DATASET
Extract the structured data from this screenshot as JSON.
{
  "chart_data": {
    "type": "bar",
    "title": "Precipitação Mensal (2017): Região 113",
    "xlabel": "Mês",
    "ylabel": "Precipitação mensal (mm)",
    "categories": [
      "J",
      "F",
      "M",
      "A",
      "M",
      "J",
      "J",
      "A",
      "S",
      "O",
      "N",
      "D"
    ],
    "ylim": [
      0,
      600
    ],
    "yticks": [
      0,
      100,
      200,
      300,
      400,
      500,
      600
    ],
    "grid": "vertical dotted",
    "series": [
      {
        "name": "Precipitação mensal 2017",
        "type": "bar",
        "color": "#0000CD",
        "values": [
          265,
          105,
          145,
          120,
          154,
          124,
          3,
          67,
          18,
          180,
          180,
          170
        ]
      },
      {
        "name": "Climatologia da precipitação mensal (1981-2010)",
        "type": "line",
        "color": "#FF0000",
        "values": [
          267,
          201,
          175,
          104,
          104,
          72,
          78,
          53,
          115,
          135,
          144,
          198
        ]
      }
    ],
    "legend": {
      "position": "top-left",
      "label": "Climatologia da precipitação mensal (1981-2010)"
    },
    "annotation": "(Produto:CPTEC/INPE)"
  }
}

WHAT THIS TASK INVOLVES
Extract all the entries word for word.

RESULT OF THE EXERCISE
Extract the structured data from this screenshot as JSON.
{
  "chart_data": {
    "type": "bar",
    "title": "Precipitação Mensal (2017): Região 113",
    "xlabel": "Mês",
    "ylabel": "Precipitação mensal (mm)",
    "categories": [
      "J",
      "F",
      "M",
      "A",
      "M",
      "J",
      "J",
      "A",
      "S",
      "O",
      "N",
      "D"
    ],
    "ylim": [
      0,
      600
    ],
    "yticks": [
      0,
      100,
      200,
      300,
      400,
      500,
      600
    ],
    "grid": "vertical dotted",
    "series": [
      {
        "name": "Precipitação mensal 2017",
        "type": "bar",
        "color": "#0000CD",
        "values": [
          265,
          105,
          145,
          120,
          154,
          124,
          3,
          67,
          18,
          180,
          180,
          170
        ]
      },
      {
        "name": "Climatologia da precipitação mensal (1981-2010)",
        "type": "line",
        "color": "#FF0000",
        "values": [
          267,
          201,
          175,
          104,
          104,
          72,
          78,
          53,
          115,
          135,
          144,
          198
        ]
      }
    ],
    "legend": {
      "position": "top-left",
      "label": "Climatologia da precipitação mensal (1981-2010)"
    },
    "annotation": "(Produto:CPTEC/INPE)"
  }
}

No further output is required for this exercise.